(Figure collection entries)
==*==

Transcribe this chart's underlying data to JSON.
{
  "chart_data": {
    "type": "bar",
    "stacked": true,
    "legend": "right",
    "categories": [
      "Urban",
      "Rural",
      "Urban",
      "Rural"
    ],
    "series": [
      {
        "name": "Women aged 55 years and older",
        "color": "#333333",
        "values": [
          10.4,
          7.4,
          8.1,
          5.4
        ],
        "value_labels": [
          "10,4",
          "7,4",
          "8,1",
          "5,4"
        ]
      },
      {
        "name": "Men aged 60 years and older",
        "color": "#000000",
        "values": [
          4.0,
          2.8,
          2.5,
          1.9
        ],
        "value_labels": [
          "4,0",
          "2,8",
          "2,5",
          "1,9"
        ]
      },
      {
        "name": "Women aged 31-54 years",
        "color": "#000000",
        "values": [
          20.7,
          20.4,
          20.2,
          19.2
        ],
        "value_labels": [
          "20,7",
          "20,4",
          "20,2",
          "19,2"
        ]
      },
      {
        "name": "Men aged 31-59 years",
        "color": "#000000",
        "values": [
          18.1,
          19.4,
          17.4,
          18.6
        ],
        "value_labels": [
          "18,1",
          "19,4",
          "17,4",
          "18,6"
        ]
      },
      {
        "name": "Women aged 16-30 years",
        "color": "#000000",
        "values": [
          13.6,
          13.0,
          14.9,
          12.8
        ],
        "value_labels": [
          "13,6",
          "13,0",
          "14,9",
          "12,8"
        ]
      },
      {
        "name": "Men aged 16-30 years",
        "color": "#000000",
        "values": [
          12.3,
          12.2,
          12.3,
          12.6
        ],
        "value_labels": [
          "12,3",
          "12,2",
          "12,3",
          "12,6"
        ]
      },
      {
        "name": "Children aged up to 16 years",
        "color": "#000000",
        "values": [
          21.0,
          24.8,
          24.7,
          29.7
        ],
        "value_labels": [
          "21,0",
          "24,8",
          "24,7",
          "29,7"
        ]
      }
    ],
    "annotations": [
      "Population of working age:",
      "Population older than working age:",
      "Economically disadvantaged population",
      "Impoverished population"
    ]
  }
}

==*==

Take the entries above and transcribe them in full.

THE RESPONSE >>
Transcribe this chart's underlying data to JSON.
{
  "chart_data": {
    "type": "bar",
    "stacked": true,
    "legend": "right",
    "categories": [
      "Urban",
      "Rural",
      "Urban",
      "Rural"
    ],
    "series": [
      {
        "name": "Women aged 55 years and older",
        "color": "#333333",
        "values": [
          10.4,
          7.4,
          8.1,
          5.4
        ],
        "value_labels": [
          "10,4",
          "7,4",
          "8,1",
          "5,4"
        ]
      },
      {
        "name": "Men aged 60 years and older",
        "color": "#000000",
        "values": [
          4.0,
          2.8,
          2.5,
          1.9
        ],
        "value_labels": [
          "4,0",
          "2,8",
          "2,5",
          "1,9"
        ]
      },
      {
        "name": "Women aged 31-54 years",
        "color": "#000000",
        "values": [
          20.7,
          20.4,
          20.2,
          19.2
        ],
        "value_labels": [
          "20,7",
          "20,4",
          "20,2",
          "19,2"
        ]
      },
      {
        "name": "Men aged 31-59 years",
        "color": "#000000",
        "values": [
          18.1,
          19.4,
          17.4,
          18.6
        ],
        "value_labels": [
          "18,1",
          "19,4",
          "17,4",
          "18,6"
        ]
      },
      {
        "name": "Women aged 16-30 years",
        "color": "#000000",
        "values": [
          13.6,
          13.0,
          14.9,
          12.8
        ],
        "value_labels": [
          "13,6",
          "13,0",
          "14,9",
          "12,8"
        ]
      },
      {
        "name": "Men aged 16-30 years",
        "color": "#000000",
        "values": [
          12.3,
          12.2,
          12.3,
          12.6
        ],
        "value_labels": [
          "12,3",
          "12,2",
          "12,3",
          "12,6"
        ]
      },
      {
        "name": "Children aged up to 16 years",
        "color": "#000000",
        "values": [
          21.0,
          24.8,
          24.7,
          29.7
        ],
        "value_labels": [
          "21,0",
          "24,8",
          "24,7",
          "29,7"
        ]
      }
    ],
    "annotations": [
      "Population of working age:",
      "Population older than working age:",
      "Economically disadvantaged population",
      "Impoverished population"
    ]
  }
}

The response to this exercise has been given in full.